(Text)

The biblical example of Jesus’s suffering in the Garden of Gethsemane further supports this argument. Phillips describes how Jesus experienced intense fear, grief, and even a rare, stress-induced medical condition (hematohidrosis), illustrating that emotional distress has tangible physical effects. However, she notes that Jesus’s prayers were not about eliminating suffering, but about finding the strength to endure it. This distinction is crucial to her argument: Healing does not mean the absence of pain, but rather the ability to fully experience emotions without being overwhelmed by them.
This idea is likewise present when Phillips describes trauma’s impact on emotional regulation, likening it to water that either erodes the soil or dries it out. Many people attempt to “fix” their trauma by controlling their behaviors or thoughts, but Phillips insists that this approach is ineffective without addressing the underlying emotions. She encourages readers to acknowledge and process their emotions rather than dismissing them as irrational or unimportant, stating that unwanted behaviors (such as addiction or emotional crises) are simply “fruit” growing from unresolved emotional pain. This perspective shifts the focus from symptom management to deep healing, reinforcing the necessity of emotional authenticity.

(End Text)
(The data)

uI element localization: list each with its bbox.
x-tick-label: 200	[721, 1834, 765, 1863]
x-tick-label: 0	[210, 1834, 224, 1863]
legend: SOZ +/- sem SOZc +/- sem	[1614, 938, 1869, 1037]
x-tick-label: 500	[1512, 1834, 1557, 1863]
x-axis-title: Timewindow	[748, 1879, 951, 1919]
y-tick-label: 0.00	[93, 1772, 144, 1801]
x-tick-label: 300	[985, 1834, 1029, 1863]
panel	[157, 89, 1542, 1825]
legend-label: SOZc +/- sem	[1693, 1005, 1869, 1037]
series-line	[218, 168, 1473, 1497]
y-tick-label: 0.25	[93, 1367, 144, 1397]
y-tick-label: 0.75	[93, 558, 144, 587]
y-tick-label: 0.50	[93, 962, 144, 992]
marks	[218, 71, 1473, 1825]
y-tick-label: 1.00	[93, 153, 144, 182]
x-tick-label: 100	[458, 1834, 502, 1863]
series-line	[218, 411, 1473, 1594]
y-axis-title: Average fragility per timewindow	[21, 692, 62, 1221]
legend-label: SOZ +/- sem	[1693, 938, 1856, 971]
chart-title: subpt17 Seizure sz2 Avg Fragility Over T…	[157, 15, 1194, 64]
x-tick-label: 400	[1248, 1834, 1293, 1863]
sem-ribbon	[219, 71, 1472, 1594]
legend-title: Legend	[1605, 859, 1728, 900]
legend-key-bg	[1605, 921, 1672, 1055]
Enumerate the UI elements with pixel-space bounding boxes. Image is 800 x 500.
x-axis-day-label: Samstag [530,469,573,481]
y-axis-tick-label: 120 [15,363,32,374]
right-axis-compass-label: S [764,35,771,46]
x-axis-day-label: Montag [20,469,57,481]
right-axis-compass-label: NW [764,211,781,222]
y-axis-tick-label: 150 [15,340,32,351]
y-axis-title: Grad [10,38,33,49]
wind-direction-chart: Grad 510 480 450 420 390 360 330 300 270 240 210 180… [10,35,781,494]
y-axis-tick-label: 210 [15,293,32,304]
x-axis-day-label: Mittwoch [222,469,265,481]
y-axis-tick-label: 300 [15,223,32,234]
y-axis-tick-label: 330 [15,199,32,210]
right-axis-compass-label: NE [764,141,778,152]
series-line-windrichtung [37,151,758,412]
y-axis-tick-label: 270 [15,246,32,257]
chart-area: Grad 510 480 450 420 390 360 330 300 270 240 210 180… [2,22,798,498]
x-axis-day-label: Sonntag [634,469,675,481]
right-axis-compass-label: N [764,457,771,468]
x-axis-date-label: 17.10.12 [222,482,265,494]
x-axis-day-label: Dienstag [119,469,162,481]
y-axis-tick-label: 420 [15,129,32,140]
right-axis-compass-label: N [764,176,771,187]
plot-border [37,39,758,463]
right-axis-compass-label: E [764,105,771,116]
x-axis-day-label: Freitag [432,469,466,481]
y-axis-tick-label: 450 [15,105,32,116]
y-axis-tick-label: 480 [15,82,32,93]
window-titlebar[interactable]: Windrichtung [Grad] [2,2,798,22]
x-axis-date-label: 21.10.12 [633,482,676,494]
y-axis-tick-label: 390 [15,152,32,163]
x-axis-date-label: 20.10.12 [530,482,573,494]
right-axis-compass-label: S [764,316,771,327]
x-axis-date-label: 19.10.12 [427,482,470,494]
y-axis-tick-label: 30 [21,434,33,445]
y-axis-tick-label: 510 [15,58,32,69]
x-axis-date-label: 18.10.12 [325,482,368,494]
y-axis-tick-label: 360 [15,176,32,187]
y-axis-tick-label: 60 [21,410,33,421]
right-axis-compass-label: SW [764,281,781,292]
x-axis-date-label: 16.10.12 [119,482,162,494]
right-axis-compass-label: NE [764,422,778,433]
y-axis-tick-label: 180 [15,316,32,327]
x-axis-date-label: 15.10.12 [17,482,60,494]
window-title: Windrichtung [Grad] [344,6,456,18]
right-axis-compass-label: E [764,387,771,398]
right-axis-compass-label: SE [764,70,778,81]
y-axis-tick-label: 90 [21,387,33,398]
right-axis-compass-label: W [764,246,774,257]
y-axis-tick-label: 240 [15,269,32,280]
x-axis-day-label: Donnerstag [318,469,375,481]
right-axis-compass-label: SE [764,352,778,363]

(End The data)

• **What is expected**: Return the stretch of the text on trauma and emotional healing from "This idea is" through "of emotional authenticity.", copied word for word.

• **Solution for this exercise**:
This idea is likewise present when Phillips describes trauma’s impact on emotional regulation, likening it to water that either erodes the soil or dries it out. Many people attempt to “fix” their trauma by controlling their behaviors or thoughts, but Phillips insists that this approach is ineffective without addressing the underlying emotions. She encourages readers to acknowledge and process their emotions rather than dismissing them as irrational or unimportant, stating that unwanted behaviors (such as addiction or emotional crises) are simply “fruit” growing from unresolved emotional pain. This perspective shifts the focus from symptom management to deep healing, reinforcing the necessity of emotional authenticity.